+++ Entries

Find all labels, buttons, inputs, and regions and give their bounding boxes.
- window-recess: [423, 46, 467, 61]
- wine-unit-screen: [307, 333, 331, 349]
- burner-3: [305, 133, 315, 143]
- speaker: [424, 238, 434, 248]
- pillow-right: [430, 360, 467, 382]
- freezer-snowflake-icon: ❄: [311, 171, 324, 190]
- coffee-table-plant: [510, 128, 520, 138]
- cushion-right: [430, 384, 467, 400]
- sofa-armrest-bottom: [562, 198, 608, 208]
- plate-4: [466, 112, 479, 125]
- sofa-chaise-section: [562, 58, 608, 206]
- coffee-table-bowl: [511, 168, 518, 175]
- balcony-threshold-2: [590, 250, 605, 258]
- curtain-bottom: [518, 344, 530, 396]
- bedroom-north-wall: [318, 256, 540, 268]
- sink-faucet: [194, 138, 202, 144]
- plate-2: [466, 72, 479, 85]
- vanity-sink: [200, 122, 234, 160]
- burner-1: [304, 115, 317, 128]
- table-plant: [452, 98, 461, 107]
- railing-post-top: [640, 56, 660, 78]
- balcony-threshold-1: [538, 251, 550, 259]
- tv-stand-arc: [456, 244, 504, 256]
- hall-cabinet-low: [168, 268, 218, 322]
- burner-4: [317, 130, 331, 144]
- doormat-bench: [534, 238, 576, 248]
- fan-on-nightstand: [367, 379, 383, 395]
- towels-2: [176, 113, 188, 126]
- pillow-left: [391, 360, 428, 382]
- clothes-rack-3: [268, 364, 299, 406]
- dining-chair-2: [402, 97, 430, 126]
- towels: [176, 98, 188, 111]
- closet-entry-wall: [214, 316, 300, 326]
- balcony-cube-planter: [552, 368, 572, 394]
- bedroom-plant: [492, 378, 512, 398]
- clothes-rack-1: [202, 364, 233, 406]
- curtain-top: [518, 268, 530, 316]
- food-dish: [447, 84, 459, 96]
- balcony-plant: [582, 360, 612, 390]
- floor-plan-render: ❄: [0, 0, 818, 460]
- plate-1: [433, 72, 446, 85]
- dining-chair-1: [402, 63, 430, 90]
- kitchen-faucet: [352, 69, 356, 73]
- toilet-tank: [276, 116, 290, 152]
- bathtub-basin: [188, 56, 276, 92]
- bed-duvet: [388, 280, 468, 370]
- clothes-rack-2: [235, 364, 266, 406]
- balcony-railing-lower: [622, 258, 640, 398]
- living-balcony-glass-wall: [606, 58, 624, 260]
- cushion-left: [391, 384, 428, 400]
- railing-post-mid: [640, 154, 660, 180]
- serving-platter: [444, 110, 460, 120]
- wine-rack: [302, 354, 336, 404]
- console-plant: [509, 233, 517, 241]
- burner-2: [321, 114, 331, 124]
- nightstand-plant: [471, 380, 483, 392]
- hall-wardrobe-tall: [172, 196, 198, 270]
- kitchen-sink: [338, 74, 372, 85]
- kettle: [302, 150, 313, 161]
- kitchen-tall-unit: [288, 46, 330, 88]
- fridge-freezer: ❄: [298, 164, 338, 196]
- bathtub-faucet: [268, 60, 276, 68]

++++++

Your objective — Extract every line of the data above verbatim, keeping the original order.

Exercise answer —
Find all labels, buttons, inputs, and regions and give their bounding boxes.
- window-recess: [423, 46, 467, 61]
- wine-unit-screen: [307, 333, 331, 349]
- burner-3: [305, 133, 315, 143]
- speaker: [424, 238, 434, 248]
- pillow-right: [430, 360, 467, 382]
- freezer-snowflake-icon: ❄: [311, 171, 324, 190]
- coffee-table-plant: [510, 128, 520, 138]
- cushion-right: [430, 384, 467, 400]
- sofa-armrest-bottom: [562, 198, 608, 208]
- plate-4: [466, 112, 479, 125]
- sofa-chaise-section: [562, 58, 608, 206]
- coffee-table-bowl: [511, 168, 518, 175]
- balcony-threshold-2: [590, 250, 605, 258]
- curtain-bottom: [518, 344, 530, 396]
- bedroom-north-wall: [318, 256, 540, 268]
- sink-faucet: [194, 138, 202, 144]
- plate-2: [466, 72, 479, 85]
- vanity-sink: [200, 122, 234, 160]
- burner-1: [304, 115, 317, 128]
- table-plant: [452, 98, 461, 107]
- railing-post-top: [640, 56, 660, 78]
- balcony-threshold-1: [538, 251, 550, 259]
- tv-stand-arc: [456, 244, 504, 256]
- hall-cabinet-low: [168, 268, 218, 322]
- burner-4: [317, 130, 331, 144]
- doormat-bench: [534, 238, 576, 248]
- fan-on-nightstand: [367, 379, 383, 395]
- towels-2: [176, 113, 188, 126]
- pillow-left: [391, 360, 428, 382]
- clothes-rack-3: [268, 364, 299, 406]
- dining-chair-2: [402, 97, 430, 126]
- towels: [176, 98, 188, 111]
- closet-entry-wall: [214, 316, 300, 326]
- balcony-cube-planter: [552, 368, 572, 394]
- bedroom-plant: [492, 378, 512, 398]
- clothes-rack-1: [202, 364, 233, 406]
- curtain-top: [518, 268, 530, 316]
- food-dish: [447, 84, 459, 96]
- balcony-plant: [582, 360, 612, 390]
- floor-plan-render: ❄: [0, 0, 818, 460]
- plate-1: [433, 72, 446, 85]
- dining-chair-1: [402, 63, 430, 90]
- kitchen-faucet: [352, 69, 356, 73]
- toilet-tank: [276, 116, 290, 152]
- bathtub-basin: [188, 56, 276, 92]
- bed-duvet: [388, 280, 468, 370]
- clothes-rack-2: [235, 364, 266, 406]
- balcony-railing-lower: [622, 258, 640, 398]
- living-balcony-glass-wall: [606, 58, 624, 260]
- cushion-left: [391, 384, 428, 400]
- railing-post-mid: [640, 154, 660, 180]
- serving-platter: [444, 110, 460, 120]
- wine-rack: [302, 354, 336, 404]
- console-plant: [509, 233, 517, 241]
- burner-2: [321, 114, 331, 124]
- nightstand-plant: [471, 380, 483, 392]
- hall-wardrobe-tall: [172, 196, 198, 270]
- kitchen-sink: [338, 74, 372, 85]
- kettle: [302, 150, 313, 161]
- kitchen-tall-unit: [288, 46, 330, 88]
- fridge-freezer: ❄: [298, 164, 338, 196]
- bathtub-faucet: [268, 60, 276, 68]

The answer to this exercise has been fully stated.